▸ Instructions to follow
Reproduce every record below exactly as written, leaving out any pictures.

▸ Listed records

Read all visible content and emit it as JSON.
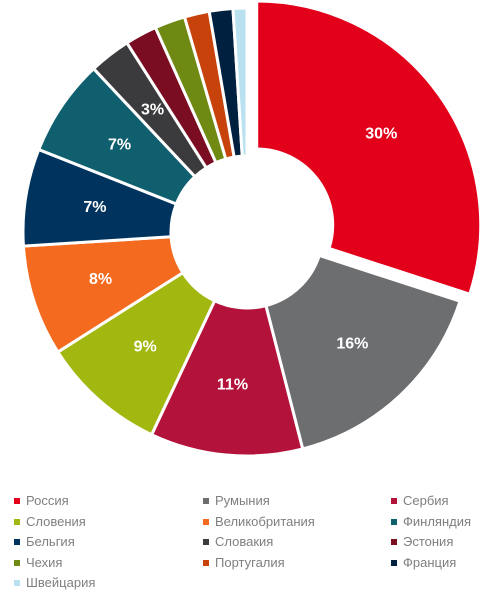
{
  "chart_data": {
    "type": "donut",
    "title": "",
    "legend_position": "bottom",
    "series": [
      {
        "name": "Россия",
        "value": 30,
        "label": "30%",
        "color": "#e2001a",
        "exploded": true
      },
      {
        "name": "Румыния",
        "value": 16,
        "label": "16%",
        "color": "#6d6e70"
      },
      {
        "name": "Сербия",
        "value": 11,
        "label": "11%",
        "color": "#b3123a"
      },
      {
        "name": "Словения",
        "value": 9,
        "label": "9%",
        "color": "#a2b70f"
      },
      {
        "name": "Великобритания",
        "value": 8,
        "label": "8%",
        "color": "#f46a1f"
      },
      {
        "name": "Бельгия",
        "value": 7,
        "label": "7%",
        "color": "#00345f"
      },
      {
        "name": "Финляндия",
        "value": 7,
        "label": "7%",
        "color": "#0f5f6e"
      },
      {
        "name": "Словакия",
        "value": 3,
        "label": "3%",
        "color": "#3b3b3d"
      },
      {
        "name": "Эстония",
        "value": 2.3,
        "label": "",
        "color": "#7a0d22"
      },
      {
        "name": "Чехия",
        "value": 2.2,
        "label": "",
        "color": "#6f8a12"
      },
      {
        "name": "Португалия",
        "value": 1.8,
        "label": "",
        "color": "#c8430c"
      },
      {
        "name": "Франция",
        "value": 1.7,
        "label": "",
        "color": "#00203f"
      },
      {
        "name": "Швейцария",
        "value": 1.0,
        "label": "",
        "color": "#b9e1f0"
      }
    ]
  },
  "legend": [
    [
      "Россия",
      "Румыния",
      "Сербия"
    ],
    [
      "Словения",
      "Великобритания",
      "Финляндия"
    ],
    [
      "Бельгия",
      "Словакия",
      "Эстония"
    ],
    [
      "Чехия",
      "Португалия",
      "Франция"
    ],
    [
      "Швейцария"
    ]
  ]
}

▸ Result of the task
Read all visible content and emit it as JSON.
{
  "chart_data": {
    "type": "donut",
    "title": "",
    "legend_position": "bottom",
    "series": [
      {
        "name": "Россия",
        "value": 30,
        "label": "30%",
        "color": "#e2001a",
        "exploded": true
      },
      {
        "name": "Румыния",
        "value": 16,
        "label": "16%",
        "color": "#6d6e70"
      },
      {
        "name": "Сербия",
        "value": 11,
        "label": "11%",
        "color": "#b3123a"
      },
      {
        "name": "Словения",
        "value": 9,
        "label": "9%",
        "color": "#a2b70f"
      },
      {
        "name": "Великобритания",
        "value": 8,
        "label": "8%",
        "color": "#f46a1f"
      },
      {
        "name": "Бельгия",
        "value": 7,
        "label": "7%",
        "color": "#00345f"
      },
      {
        "name": "Финляндия",
        "value": 7,
        "label": "7%",
        "color": "#0f5f6e"
      },
      {
        "name": "Словакия",
        "value": 3,
        "label": "3%",
        "color": "#3b3b3d"
      },
      {
        "name": "Эстония",
        "value": 2.3,
        "label": "",
        "color": "#7a0d22"
      },
      {
        "name": "Чехия",
        "value": 2.2,
        "label": "",
        "color": "#6f8a12"
      },
      {
        "name": "Португалия",
        "value": 1.8,
        "label": "",
        "color": "#c8430c"
      },
      {
        "name": "Франция",
        "value": 1.7,
        "label": "",
        "color": "#00203f"
      },
      {
        "name": "Швейцария",
        "value": 1.0,
        "label": "",
        "color": "#b9e1f0"
      }
    ]
  },
  "legend": [
    [
      "Россия",
      "Румыния",
      "Сербия"
    ],
    [
      "Словения",
      "Великобритания",
      "Финляндия"
    ],
    [
      "Бельгия",
      "Словакия",
      "Эстония"
    ],
    [
      "Чехия",
      "Португалия",
      "Франция"
    ],
    [
      "Швейцария"
    ]
  ]
}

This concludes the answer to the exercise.